== TASK ITEM ==
Scan the entries below and count the lines holding the string "nBaseline". Supply only the number.

[SOURCE DATA — start]

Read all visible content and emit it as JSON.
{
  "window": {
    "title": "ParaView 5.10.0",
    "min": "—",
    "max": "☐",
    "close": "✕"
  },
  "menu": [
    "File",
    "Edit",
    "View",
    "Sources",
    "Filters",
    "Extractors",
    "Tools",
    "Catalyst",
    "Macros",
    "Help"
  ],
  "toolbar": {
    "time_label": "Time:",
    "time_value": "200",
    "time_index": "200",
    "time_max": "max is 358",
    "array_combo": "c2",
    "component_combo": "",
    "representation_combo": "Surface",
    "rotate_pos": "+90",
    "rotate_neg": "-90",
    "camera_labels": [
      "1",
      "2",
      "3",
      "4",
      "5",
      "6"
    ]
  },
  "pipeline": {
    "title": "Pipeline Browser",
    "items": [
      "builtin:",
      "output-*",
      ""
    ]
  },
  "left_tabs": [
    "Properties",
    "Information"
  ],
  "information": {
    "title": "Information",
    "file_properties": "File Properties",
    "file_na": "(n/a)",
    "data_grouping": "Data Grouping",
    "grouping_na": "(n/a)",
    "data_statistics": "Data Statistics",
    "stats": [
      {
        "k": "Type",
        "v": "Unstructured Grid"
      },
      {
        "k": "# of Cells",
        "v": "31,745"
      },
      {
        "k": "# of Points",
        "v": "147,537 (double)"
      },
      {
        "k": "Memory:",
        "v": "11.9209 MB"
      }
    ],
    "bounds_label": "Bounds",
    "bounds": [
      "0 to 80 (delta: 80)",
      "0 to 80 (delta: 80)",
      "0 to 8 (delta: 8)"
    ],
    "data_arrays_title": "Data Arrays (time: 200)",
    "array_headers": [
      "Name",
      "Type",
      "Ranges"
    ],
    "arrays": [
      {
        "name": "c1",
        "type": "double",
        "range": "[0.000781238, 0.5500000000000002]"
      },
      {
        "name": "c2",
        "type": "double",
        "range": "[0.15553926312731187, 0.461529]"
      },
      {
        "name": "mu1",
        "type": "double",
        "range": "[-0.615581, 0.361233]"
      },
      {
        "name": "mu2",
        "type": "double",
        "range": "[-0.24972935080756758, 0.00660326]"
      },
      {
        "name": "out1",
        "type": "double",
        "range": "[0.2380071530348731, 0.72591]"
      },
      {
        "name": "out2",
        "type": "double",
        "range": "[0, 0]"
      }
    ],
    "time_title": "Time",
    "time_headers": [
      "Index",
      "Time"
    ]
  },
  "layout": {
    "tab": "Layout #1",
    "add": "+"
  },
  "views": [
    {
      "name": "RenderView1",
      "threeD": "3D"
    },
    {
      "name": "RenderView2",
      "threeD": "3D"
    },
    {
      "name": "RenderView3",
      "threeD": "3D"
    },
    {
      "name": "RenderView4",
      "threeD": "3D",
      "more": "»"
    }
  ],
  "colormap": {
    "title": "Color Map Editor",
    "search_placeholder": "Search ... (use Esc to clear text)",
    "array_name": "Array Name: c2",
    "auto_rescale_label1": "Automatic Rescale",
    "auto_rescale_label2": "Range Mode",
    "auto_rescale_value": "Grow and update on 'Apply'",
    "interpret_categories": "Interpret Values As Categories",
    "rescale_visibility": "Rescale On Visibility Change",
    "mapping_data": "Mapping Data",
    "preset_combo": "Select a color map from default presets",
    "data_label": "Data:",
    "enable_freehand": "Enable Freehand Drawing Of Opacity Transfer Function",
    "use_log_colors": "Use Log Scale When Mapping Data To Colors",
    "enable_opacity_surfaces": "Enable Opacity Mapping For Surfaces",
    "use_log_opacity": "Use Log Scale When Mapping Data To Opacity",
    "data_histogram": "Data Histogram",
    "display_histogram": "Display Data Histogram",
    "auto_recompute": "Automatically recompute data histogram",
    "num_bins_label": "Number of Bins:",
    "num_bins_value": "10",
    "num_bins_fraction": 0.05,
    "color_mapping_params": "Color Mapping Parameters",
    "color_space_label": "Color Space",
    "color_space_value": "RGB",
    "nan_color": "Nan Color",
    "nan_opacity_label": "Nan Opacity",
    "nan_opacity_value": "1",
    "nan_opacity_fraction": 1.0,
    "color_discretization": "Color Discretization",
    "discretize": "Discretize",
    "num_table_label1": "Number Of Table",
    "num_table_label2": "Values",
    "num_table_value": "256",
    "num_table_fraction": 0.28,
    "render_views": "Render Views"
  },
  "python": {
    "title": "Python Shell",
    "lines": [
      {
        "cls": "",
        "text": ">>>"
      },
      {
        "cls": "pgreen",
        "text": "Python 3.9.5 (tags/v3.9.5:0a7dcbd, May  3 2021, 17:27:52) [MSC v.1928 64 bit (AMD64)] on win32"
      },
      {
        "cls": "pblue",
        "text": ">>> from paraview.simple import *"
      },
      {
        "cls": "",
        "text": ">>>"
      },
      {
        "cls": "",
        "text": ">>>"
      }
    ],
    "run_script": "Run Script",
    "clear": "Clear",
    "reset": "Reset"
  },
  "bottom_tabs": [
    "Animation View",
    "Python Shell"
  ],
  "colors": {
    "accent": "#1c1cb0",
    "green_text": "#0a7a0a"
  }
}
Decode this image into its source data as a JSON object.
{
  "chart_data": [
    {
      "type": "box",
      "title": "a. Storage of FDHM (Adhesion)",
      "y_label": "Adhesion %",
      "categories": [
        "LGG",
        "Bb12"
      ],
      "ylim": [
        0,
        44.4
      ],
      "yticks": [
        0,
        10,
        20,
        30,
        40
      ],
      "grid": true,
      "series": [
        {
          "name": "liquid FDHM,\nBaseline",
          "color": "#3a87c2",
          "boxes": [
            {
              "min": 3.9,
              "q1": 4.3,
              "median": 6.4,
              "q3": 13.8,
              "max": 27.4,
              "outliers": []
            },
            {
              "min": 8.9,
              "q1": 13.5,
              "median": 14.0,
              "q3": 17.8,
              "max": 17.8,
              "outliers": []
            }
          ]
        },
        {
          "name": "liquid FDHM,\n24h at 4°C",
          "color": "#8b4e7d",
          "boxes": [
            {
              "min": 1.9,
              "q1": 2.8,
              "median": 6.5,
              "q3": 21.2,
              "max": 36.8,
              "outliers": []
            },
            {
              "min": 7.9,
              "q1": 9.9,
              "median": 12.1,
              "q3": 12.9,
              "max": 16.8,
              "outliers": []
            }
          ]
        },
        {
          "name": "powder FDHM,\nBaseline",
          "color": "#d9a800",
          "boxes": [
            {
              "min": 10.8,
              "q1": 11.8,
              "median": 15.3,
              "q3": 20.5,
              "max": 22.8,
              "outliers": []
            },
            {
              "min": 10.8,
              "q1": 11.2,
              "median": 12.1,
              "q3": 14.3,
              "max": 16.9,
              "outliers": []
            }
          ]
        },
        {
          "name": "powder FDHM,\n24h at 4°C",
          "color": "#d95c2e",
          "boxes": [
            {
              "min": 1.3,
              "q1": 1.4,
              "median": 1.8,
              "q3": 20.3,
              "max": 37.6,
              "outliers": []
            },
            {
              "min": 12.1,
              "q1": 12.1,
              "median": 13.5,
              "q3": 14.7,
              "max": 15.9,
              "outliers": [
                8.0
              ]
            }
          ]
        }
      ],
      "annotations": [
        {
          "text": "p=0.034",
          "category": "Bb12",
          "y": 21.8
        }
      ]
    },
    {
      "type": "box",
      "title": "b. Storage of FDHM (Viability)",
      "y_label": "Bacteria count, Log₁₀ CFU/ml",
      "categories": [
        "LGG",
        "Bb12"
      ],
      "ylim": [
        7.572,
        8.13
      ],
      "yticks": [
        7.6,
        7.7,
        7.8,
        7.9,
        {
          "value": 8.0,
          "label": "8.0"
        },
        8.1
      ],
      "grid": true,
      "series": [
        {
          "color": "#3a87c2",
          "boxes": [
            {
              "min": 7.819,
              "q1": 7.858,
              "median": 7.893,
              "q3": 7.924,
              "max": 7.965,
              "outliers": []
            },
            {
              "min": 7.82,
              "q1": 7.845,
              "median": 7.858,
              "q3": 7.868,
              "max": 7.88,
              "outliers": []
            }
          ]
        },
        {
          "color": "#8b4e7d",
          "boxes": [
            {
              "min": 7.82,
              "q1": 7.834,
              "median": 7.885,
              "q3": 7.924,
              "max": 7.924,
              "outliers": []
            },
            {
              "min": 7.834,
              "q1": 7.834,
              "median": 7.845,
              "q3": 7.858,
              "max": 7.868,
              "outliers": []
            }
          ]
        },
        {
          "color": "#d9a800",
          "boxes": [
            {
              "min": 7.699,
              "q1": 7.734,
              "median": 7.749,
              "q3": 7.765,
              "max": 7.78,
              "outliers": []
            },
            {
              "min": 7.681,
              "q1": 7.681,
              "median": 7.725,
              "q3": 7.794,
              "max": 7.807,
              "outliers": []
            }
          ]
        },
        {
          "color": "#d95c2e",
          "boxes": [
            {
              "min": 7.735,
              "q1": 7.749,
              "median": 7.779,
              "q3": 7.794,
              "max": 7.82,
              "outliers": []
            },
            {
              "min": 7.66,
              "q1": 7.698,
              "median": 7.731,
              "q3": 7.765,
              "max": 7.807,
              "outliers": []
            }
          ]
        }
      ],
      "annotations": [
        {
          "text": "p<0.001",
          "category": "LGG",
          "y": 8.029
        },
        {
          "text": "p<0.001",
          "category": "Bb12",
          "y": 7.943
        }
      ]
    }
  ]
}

[SOURCE DATA — finish]

== TASK ANSWER ==
2